[Records shown]

━━━

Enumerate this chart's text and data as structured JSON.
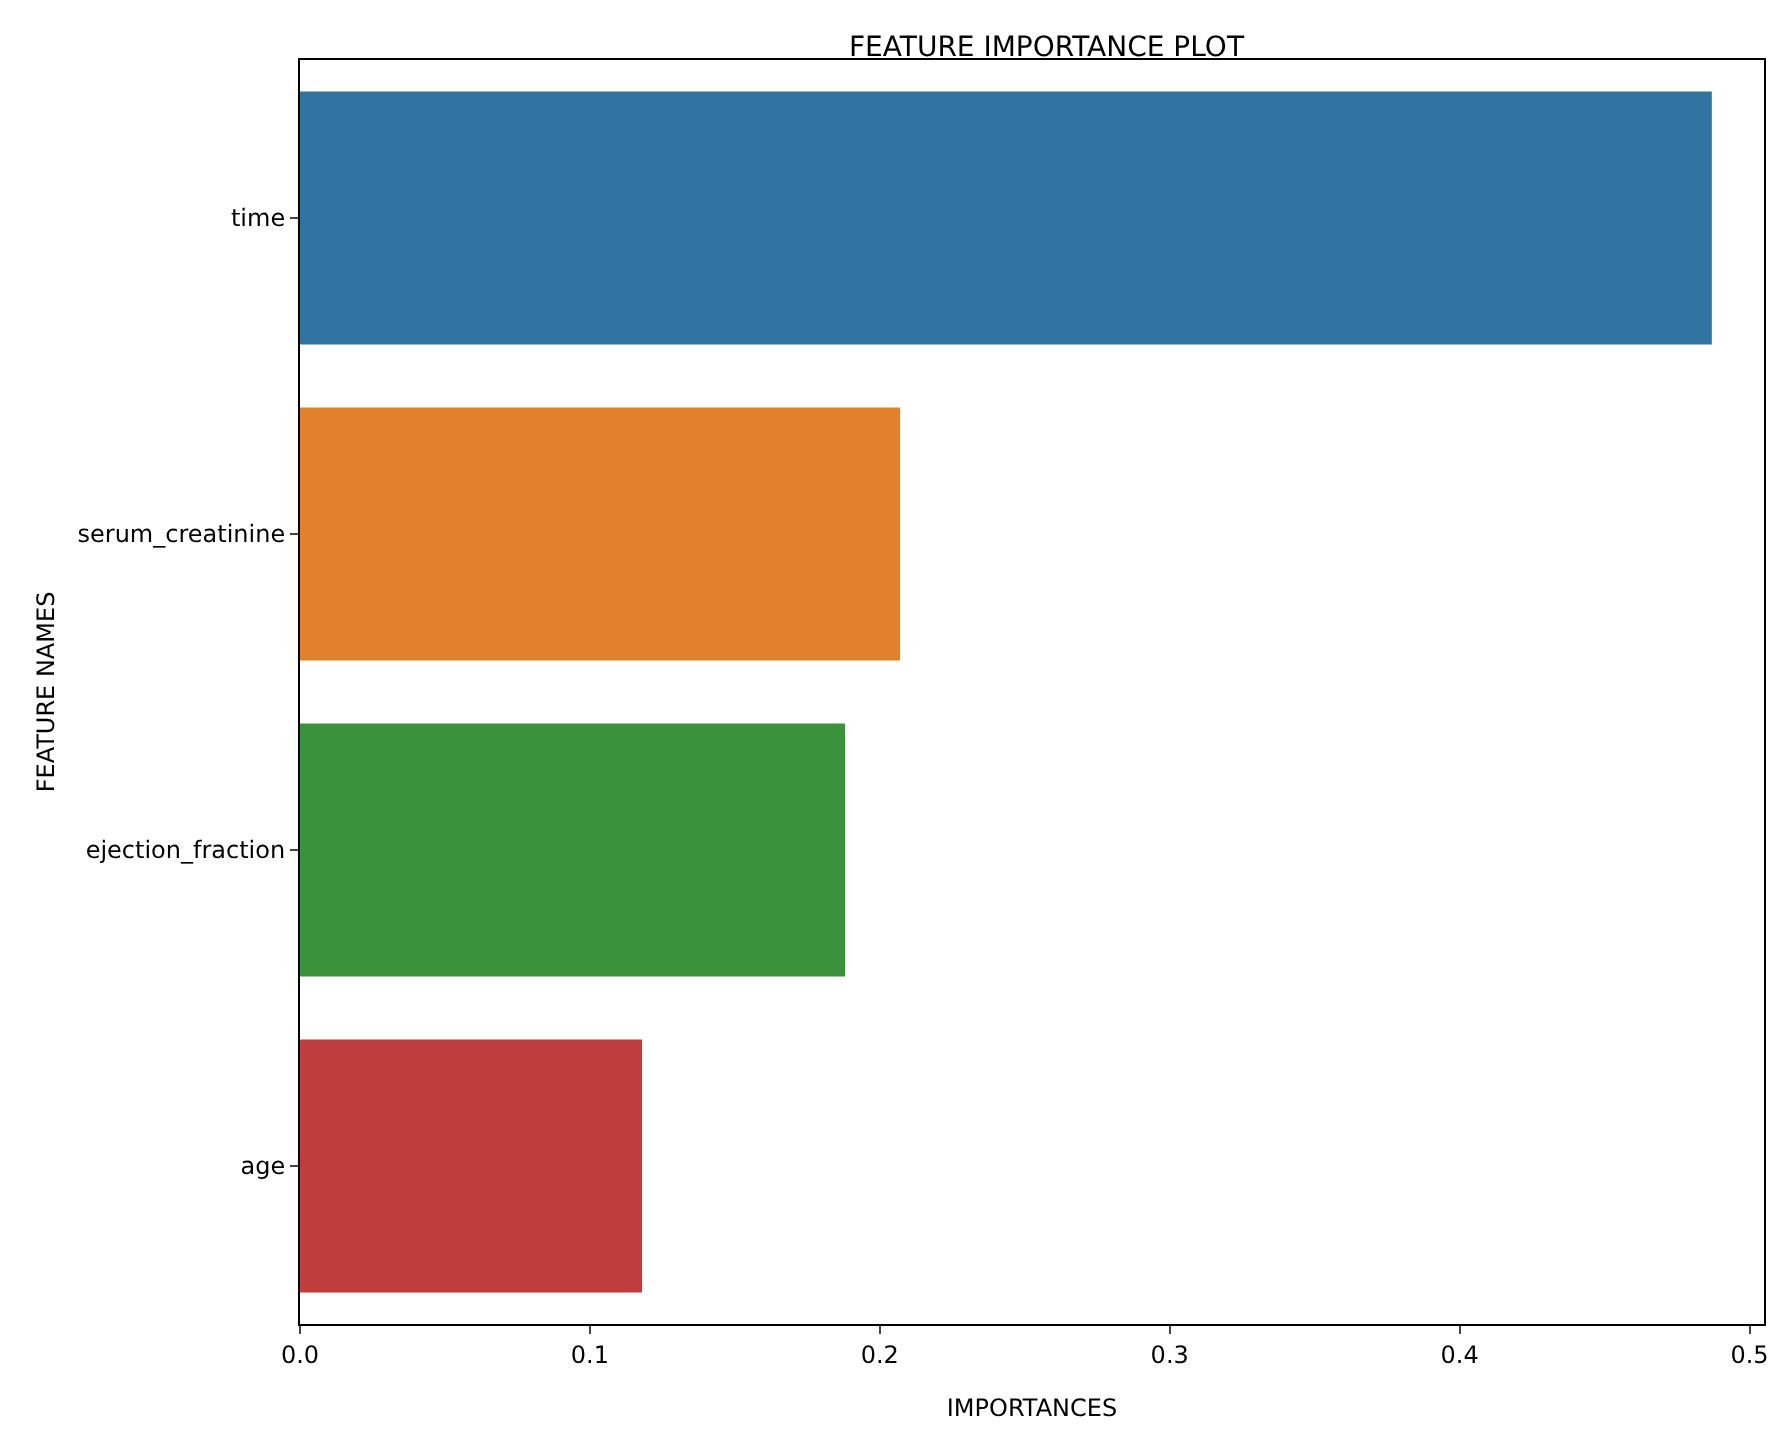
{
  "chart_data": {
    "type": "bar",
    "orientation": "horizontal",
    "title": "FEATURE IMPORTANCE PLOT",
    "xlabel": "IMPORTANCES",
    "ylabel": "FEATURE NAMES",
    "categories": [
      "time",
      "serum_creatinine",
      "ejection_fraction",
      "age"
    ],
    "values": [
      0.487,
      0.207,
      0.188,
      0.118
    ],
    "colors": [
      "#3274a1",
      "#e1812c",
      "#3a923a",
      "#c03d3e"
    ],
    "xlim": [
      0,
      0.505
    ],
    "xticks": [
      {
        "value": 0,
        "label": "0.0"
      },
      0.1,
      0.2,
      0.3,
      0.4,
      0.5
    ],
    "grid": false
  }
}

━━━

[Given exercise] Copy out all the data exactly; skip the pictures.

[Problem solution]
Enumerate this chart's text and data as structured JSON.
{
  "chart_data": {
    "type": "bar",
    "orientation": "horizontal",
    "title": "FEATURE IMPORTANCE PLOT",
    "xlabel": "IMPORTANCES",
    "ylabel": "FEATURE NAMES",
    "categories": [
      "time",
      "serum_creatinine",
      "ejection_fraction",
      "age"
    ],
    "values": [
      0.487,
      0.207,
      0.188,
      0.118
    ],
    "colors": [
      "#3274a1",
      "#e1812c",
      "#3a923a",
      "#c03d3e"
    ],
    "xlim": [
      0,
      0.505
    ],
    "xticks": [
      {
        "value": 0,
        "label": "0.0"
      },
      0.1,
      0.2,
      0.3,
      0.4,
      0.5
    ],
    "grid": false
  }
}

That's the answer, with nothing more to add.